** BEGIN **

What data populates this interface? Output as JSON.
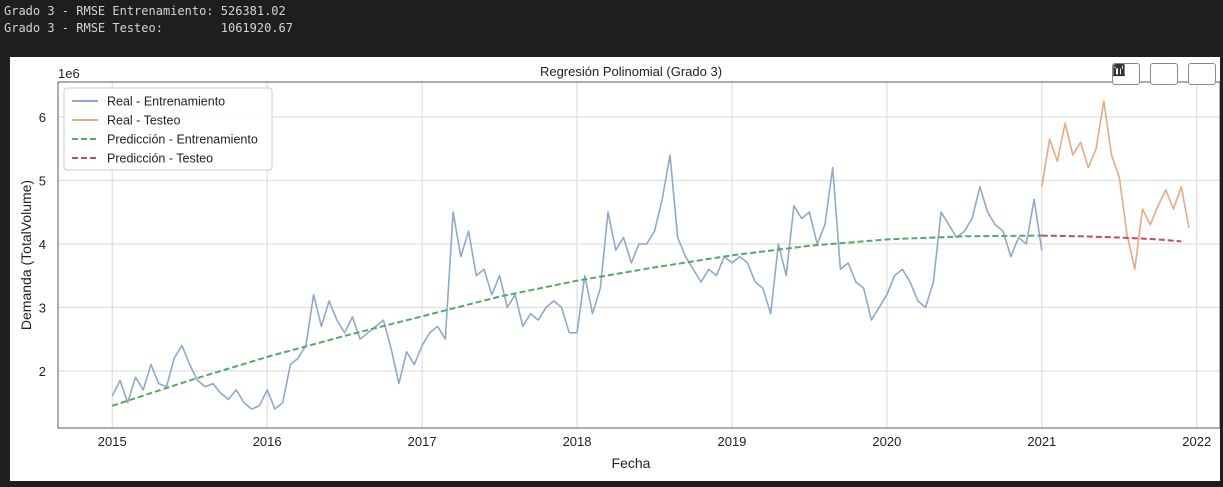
{
  "console": {
    "line1": "Grado 3 - RMSE Entrenamiento: 526381.02",
    "line2": "Grado 3 - RMSE Testeo:        1061920.67"
  },
  "toolbar": {
    "icons": [
      "copy-icon",
      "bar-chart-icon",
      "save-icon"
    ]
  },
  "chart_data": {
    "type": "line",
    "title": "Regresión Polinomial (Grado 3)",
    "xlabel": "Fecha",
    "ylabel": "Demanda (TotalVolume)",
    "y_offset_label": "1e6",
    "xlim": [
      2014.65,
      2022.15
    ],
    "ylim": [
      1.1,
      6.55
    ],
    "xticks": [
      2015,
      2016,
      2017,
      2018,
      2019,
      2020,
      2021,
      2022
    ],
    "xtick_labels": [
      "2015",
      "2016",
      "2017",
      "2018",
      "2019",
      "2020",
      "2021",
      "2022"
    ],
    "yticks": [
      2,
      3,
      4,
      5,
      6
    ],
    "ytick_labels": [
      "2",
      "3",
      "4",
      "5",
      "6"
    ],
    "grid": true,
    "legend_position": "top-left",
    "series": [
      {
        "name": "Real - Entrenamiento",
        "color": "#8fa9cc",
        "dash": "solid",
        "x": [
          2015.0,
          2015.05,
          2015.1,
          2015.15,
          2015.2,
          2015.25,
          2015.3,
          2015.35,
          2015.4,
          2015.45,
          2015.5,
          2015.55,
          2015.6,
          2015.65,
          2015.7,
          2015.75,
          2015.8,
          2015.85,
          2015.9,
          2015.95,
          2016.0,
          2016.05,
          2016.1,
          2016.15,
          2016.2,
          2016.25,
          2016.3,
          2016.35,
          2016.4,
          2016.45,
          2016.5,
          2016.55,
          2016.6,
          2016.65,
          2016.7,
          2016.75,
          2016.8,
          2016.85,
          2016.9,
          2016.95,
          2017.0,
          2017.05,
          2017.1,
          2017.15,
          2017.2,
          2017.25,
          2017.3,
          2017.35,
          2017.4,
          2017.45,
          2017.5,
          2017.55,
          2017.6,
          2017.65,
          2017.7,
          2017.75,
          2017.8,
          2017.85,
          2017.9,
          2017.95,
          2018.0,
          2018.05,
          2018.1,
          2018.15,
          2018.2,
          2018.25,
          2018.3,
          2018.35,
          2018.4,
          2018.45,
          2018.5,
          2018.55,
          2018.6,
          2018.65,
          2018.7,
          2018.75,
          2018.8,
          2018.85,
          2018.9,
          2018.95,
          2019.0,
          2019.05,
          2019.1,
          2019.15,
          2019.2,
          2019.25,
          2019.3,
          2019.35,
          2019.4,
          2019.45,
          2019.5,
          2019.55,
          2019.6,
          2019.65,
          2019.7,
          2019.75,
          2019.8,
          2019.85,
          2019.9,
          2019.95,
          2020.0,
          2020.05,
          2020.1,
          2020.15,
          2020.2,
          2020.25,
          2020.3,
          2020.35,
          2020.4,
          2020.45,
          2020.5,
          2020.55,
          2020.6,
          2020.65,
          2020.7,
          2020.75,
          2020.8,
          2020.85,
          2020.9,
          2020.95,
          2021.0
        ],
        "y": [
          1.6,
          1.85,
          1.5,
          1.9,
          1.7,
          2.1,
          1.8,
          1.75,
          2.2,
          2.4,
          2.1,
          1.85,
          1.75,
          1.8,
          1.65,
          1.55,
          1.7,
          1.5,
          1.4,
          1.45,
          1.7,
          1.4,
          1.5,
          2.1,
          2.2,
          2.4,
          3.2,
          2.7,
          3.1,
          2.8,
          2.6,
          2.85,
          2.5,
          2.6,
          2.7,
          2.8,
          2.35,
          1.8,
          2.3,
          2.1,
          2.4,
          2.6,
          2.7,
          2.5,
          4.5,
          3.8,
          4.2,
          3.5,
          3.6,
          3.2,
          3.5,
          3.0,
          3.2,
          2.7,
          2.9,
          2.8,
          3.0,
          3.1,
          3.0,
          2.6,
          2.6,
          3.5,
          2.9,
          3.3,
          4.5,
          3.9,
          4.1,
          3.7,
          4.0,
          4.0,
          4.2,
          4.7,
          5.4,
          4.1,
          3.8,
          3.6,
          3.4,
          3.6,
          3.5,
          3.8,
          3.7,
          3.8,
          3.7,
          3.4,
          3.3,
          2.9,
          4.0,
          3.5,
          4.6,
          4.4,
          4.5,
          4.0,
          4.3,
          5.2,
          3.6,
          3.7,
          3.4,
          3.3,
          2.8,
          3.0,
          3.2,
          3.5,
          3.6,
          3.4,
          3.1,
          3.0,
          3.4,
          4.5,
          4.3,
          4.1,
          4.2,
          4.4,
          4.9,
          4.5,
          4.3,
          4.2,
          3.8,
          4.1,
          4.0,
          4.7,
          3.9
        ]
      },
      {
        "name": "Real - Testeo",
        "color": "#e8a986",
        "dash": "solid",
        "x": [
          2021.0,
          2021.05,
          2021.1,
          2021.15,
          2021.2,
          2021.25,
          2021.3,
          2021.35,
          2021.4,
          2021.45,
          2021.5,
          2021.55,
          2021.6,
          2021.65,
          2021.7,
          2021.75,
          2021.8,
          2021.85,
          2021.9,
          2021.95
        ],
        "y": [
          4.9,
          5.65,
          5.3,
          5.9,
          5.4,
          5.6,
          5.2,
          5.5,
          6.25,
          5.4,
          5.05,
          4.15,
          3.6,
          4.55,
          4.3,
          4.6,
          4.85,
          4.55,
          4.9,
          4.25
        ]
      },
      {
        "name": "Predicción - Entrenamiento",
        "color": "#55a868",
        "dash": "dashed",
        "x": [
          2015.0,
          2015.5,
          2016.0,
          2016.5,
          2017.0,
          2017.5,
          2018.0,
          2018.5,
          2019.0,
          2019.5,
          2020.0,
          2020.5,
          2021.0
        ],
        "y": [
          1.45,
          1.85,
          2.22,
          2.55,
          2.86,
          3.17,
          3.42,
          3.63,
          3.82,
          3.97,
          4.07,
          4.12,
          4.13
        ]
      },
      {
        "name": "Predicción - Testeo",
        "color": "#c44e52",
        "dash": "dashed",
        "x": [
          2021.0,
          2021.25,
          2021.5,
          2021.75,
          2021.9
        ],
        "y": [
          4.13,
          4.12,
          4.1,
          4.07,
          4.04
        ]
      }
    ]
  }
}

** END **

Your goal: Write the material out again exactly as it appears, dropping the pictures.

Written reply:
What data populates this interface? Output as JSON.
{
  "console": {
    "line1": "Grado 3 - RMSE Entrenamiento: 526381.02",
    "line2": "Grado 3 - RMSE Testeo:        1061920.67"
  },
  "toolbar": {
    "icons": [
      "copy-icon",
      "bar-chart-icon",
      "save-icon"
    ]
  },
  "chart_data": {
    "type": "line",
    "title": "Regresión Polinomial (Grado 3)",
    "xlabel": "Fecha",
    "ylabel": "Demanda (TotalVolume)",
    "y_offset_label": "1e6",
    "xlim": [
      2014.65,
      2022.15
    ],
    "ylim": [
      1.1,
      6.55
    ],
    "xticks": [
      2015,
      2016,
      2017,
      2018,
      2019,
      2020,
      2021,
      2022
    ],
    "xtick_labels": [
      "2015",
      "2016",
      "2017",
      "2018",
      "2019",
      "2020",
      "2021",
      "2022"
    ],
    "yticks": [
      2,
      3,
      4,
      5,
      6
    ],
    "ytick_labels": [
      "2",
      "3",
      "4",
      "5",
      "6"
    ],
    "grid": true,
    "legend_position": "top-left",
    "series": [
      {
        "name": "Real - Entrenamiento",
        "color": "#8fa9cc",
        "dash": "solid",
        "x": [
          2015.0,
          2015.05,
          2015.1,
          2015.15,
          2015.2,
          2015.25,
          2015.3,
          2015.35,
          2015.4,
          2015.45,
          2015.5,
          2015.55,
          2015.6,
          2015.65,
          2015.7,
          2015.75,
          2015.8,
          2015.85,
          2015.9,
          2015.95,
          2016.0,
          2016.05,
          2016.1,
          2016.15,
          2016.2,
          2016.25,
          2016.3,
          2016.35,
          2016.4,
          2016.45,
          2016.5,
          2016.55,
          2016.6,
          2016.65,
          2016.7,
          2016.75,
          2016.8,
          2016.85,
          2016.9,
          2016.95,
          2017.0,
          2017.05,
          2017.1,
          2017.15,
          2017.2,
          2017.25,
          2017.3,
          2017.35,
          2017.4,
          2017.45,
          2017.5,
          2017.55,
          2017.6,
          2017.65,
          2017.7,
          2017.75,
          2017.8,
          2017.85,
          2017.9,
          2017.95,
          2018.0,
          2018.05,
          2018.1,
          2018.15,
          2018.2,
          2018.25,
          2018.3,
          2018.35,
          2018.4,
          2018.45,
          2018.5,
          2018.55,
          2018.6,
          2018.65,
          2018.7,
          2018.75,
          2018.8,
          2018.85,
          2018.9,
          2018.95,
          2019.0,
          2019.05,
          2019.1,
          2019.15,
          2019.2,
          2019.25,
          2019.3,
          2019.35,
          2019.4,
          2019.45,
          2019.5,
          2019.55,
          2019.6,
          2019.65,
          2019.7,
          2019.75,
          2019.8,
          2019.85,
          2019.9,
          2019.95,
          2020.0,
          2020.05,
          2020.1,
          2020.15,
          2020.2,
          2020.25,
          2020.3,
          2020.35,
          2020.4,
          2020.45,
          2020.5,
          2020.55,
          2020.6,
          2020.65,
          2020.7,
          2020.75,
          2020.8,
          2020.85,
          2020.9,
          2020.95,
          2021.0
        ],
        "y": [
          1.6,
          1.85,
          1.5,
          1.9,
          1.7,
          2.1,
          1.8,
          1.75,
          2.2,
          2.4,
          2.1,
          1.85,
          1.75,
          1.8,
          1.65,
          1.55,
          1.7,
          1.5,
          1.4,
          1.45,
          1.7,
          1.4,
          1.5,
          2.1,
          2.2,
          2.4,
          3.2,
          2.7,
          3.1,
          2.8,
          2.6,
          2.85,
          2.5,
          2.6,
          2.7,
          2.8,
          2.35,
          1.8,
          2.3,
          2.1,
          2.4,
          2.6,
          2.7,
          2.5,
          4.5,
          3.8,
          4.2,
          3.5,
          3.6,
          3.2,
          3.5,
          3.0,
          3.2,
          2.7,
          2.9,
          2.8,
          3.0,
          3.1,
          3.0,
          2.6,
          2.6,
          3.5,
          2.9,
          3.3,
          4.5,
          3.9,
          4.1,
          3.7,
          4.0,
          4.0,
          4.2,
          4.7,
          5.4,
          4.1,
          3.8,
          3.6,
          3.4,
          3.6,
          3.5,
          3.8,
          3.7,
          3.8,
          3.7,
          3.4,
          3.3,
          2.9,
          4.0,
          3.5,
          4.6,
          4.4,
          4.5,
          4.0,
          4.3,
          5.2,
          3.6,
          3.7,
          3.4,
          3.3,
          2.8,
          3.0,
          3.2,
          3.5,
          3.6,
          3.4,
          3.1,
          3.0,
          3.4,
          4.5,
          4.3,
          4.1,
          4.2,
          4.4,
          4.9,
          4.5,
          4.3,
          4.2,
          3.8,
          4.1,
          4.0,
          4.7,
          3.9
        ]
      },
      {
        "name": "Real - Testeo",
        "color": "#e8a986",
        "dash": "solid",
        "x": [
          2021.0,
          2021.05,
          2021.1,
          2021.15,
          2021.2,
          2021.25,
          2021.3,
          2021.35,
          2021.4,
          2021.45,
          2021.5,
          2021.55,
          2021.6,
          2021.65,
          2021.7,
          2021.75,
          2021.8,
          2021.85,
          2021.9,
          2021.95
        ],
        "y": [
          4.9,
          5.65,
          5.3,
          5.9,
          5.4,
          5.6,
          5.2,
          5.5,
          6.25,
          5.4,
          5.05,
          4.15,
          3.6,
          4.55,
          4.3,
          4.6,
          4.85,
          4.55,
          4.9,
          4.25
        ]
      },
      {
        "name": "Predicción - Entrenamiento",
        "color": "#55a868",
        "dash": "dashed",
        "x": [
          2015.0,
          2015.5,
          2016.0,
          2016.5,
          2017.0,
          2017.5,
          2018.0,
          2018.5,
          2019.0,
          2019.5,
          2020.0,
          2020.5,
          2021.0
        ],
        "y": [
          1.45,
          1.85,
          2.22,
          2.55,
          2.86,
          3.17,
          3.42,
          3.63,
          3.82,
          3.97,
          4.07,
          4.12,
          4.13
        ]
      },
      {
        "name": "Predicción - Testeo",
        "color": "#c44e52",
        "dash": "dashed",
        "x": [
          2021.0,
          2021.25,
          2021.5,
          2021.75,
          2021.9
        ],
        "y": [
          4.13,
          4.12,
          4.1,
          4.07,
          4.04
        ]
      }
    ]
  }
}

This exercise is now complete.